[TO DO] From the listing below, pull out all lines with "小程序快捷注册" in them.

[Some records]
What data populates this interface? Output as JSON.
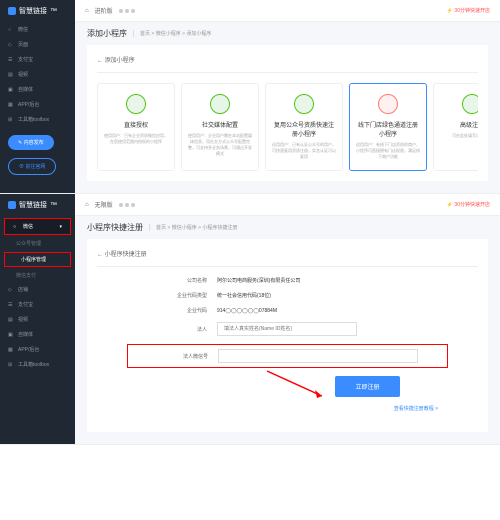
{
  "brand": "智慧链接",
  "topbar": {
    "left": "进阶版",
    "right": "⚡ 30分钟快速开店"
  },
  "sidebar_top": {
    "items": [
      {
        "icon": "○",
        "label": "微信"
      },
      {
        "icon": "◇",
        "label": "页面"
      },
      {
        "icon": "☰",
        "label": "支付宝"
      },
      {
        "icon": "▤",
        "label": "视频"
      },
      {
        "icon": "▣",
        "label": "自媒体"
      },
      {
        "icon": "▦",
        "label": "APP/后台"
      },
      {
        "icon": "⊞",
        "label": "工具箱toolbox"
      }
    ],
    "btn_publish": "✎ 内容发布",
    "btn_site": "⊕ 前往官网"
  },
  "sidebar_bottom": {
    "items": [
      {
        "icon": "○",
        "label": "微信",
        "active": true
      },
      {
        "icon": "◇",
        "label": "店铺"
      },
      {
        "icon": "☰",
        "label": "支付宝"
      },
      {
        "icon": "▤",
        "label": "视频"
      },
      {
        "icon": "▣",
        "label": "自媒体"
      },
      {
        "icon": "▦",
        "label": "APP/后台"
      },
      {
        "icon": "⊞",
        "label": "工具箱toolbox"
      }
    ],
    "subs": [
      "公众号管理",
      "小程序管理",
      "微信支付"
    ]
  },
  "page1": {
    "title": "添加小程序",
    "crumb": "首页 > 微信小程序 > 添加小程序",
    "back": "← 添加小程序",
    "cards": [
      {
        "color": "#52c41a",
        "title": "直接授权",
        "desc": "使用用户：已有企业资质微信应用，在您使用范围内授权的小程序"
      },
      {
        "color": "#52c41a",
        "title": "社交媒体配置",
        "desc": "使用用户：企业用户需在本站配置媒体信息，用社交方式公众号配置完整，可支持多业务场景，可通过开发模式"
      },
      {
        "color": "#52c41a",
        "title": "复用公众号资质快速注册小程序",
        "desc": "适用用户：已有认证公众号的用户，可快速复用资质注册，实名认证可以复用"
      },
      {
        "color": "#ff7875",
        "title": "线下门店绿色通道注册小程序",
        "desc": "适用用户：有线下门店资质的商户，小程序可直接拥有门店权限，满足线下商户功能"
      },
      {
        "color": "#52c41a",
        "title": "高级注册",
        "desc": "可在此处填写详细资料"
      }
    ]
  },
  "page2": {
    "title": "小程序快捷注册",
    "crumb": "首页 > 微信小程序 > 小程序快捷注册",
    "back": "← 小程序快捷注册",
    "form": {
      "company_label": "公司名称",
      "company_val": "阿尔公司电商服务(深圳)有限责任公司",
      "type_label": "企业代码类型",
      "type_val": "统一社会信用代码(18位)",
      "code_label": "企业代码",
      "code_val": "914◯◯◯◯◯◯07884M",
      "legal_label": "法人",
      "legal_placeholder": "填法人真实姓名(Name ID姓名)",
      "wechat_label": "法人微信号",
      "wechat_placeholder": "",
      "submit": "立即注册",
      "hint": "查看快捷注册教程 >"
    }
  },
  "topbar2": {
    "left": "无限版"
  }
}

[OUTPUT FOR THIS TASK]
    "title": "小程序快捷注册",
    "crumb": "首页 > 微信小程序 > 小程序快捷注册",
    "back": "← 小程序快捷注册",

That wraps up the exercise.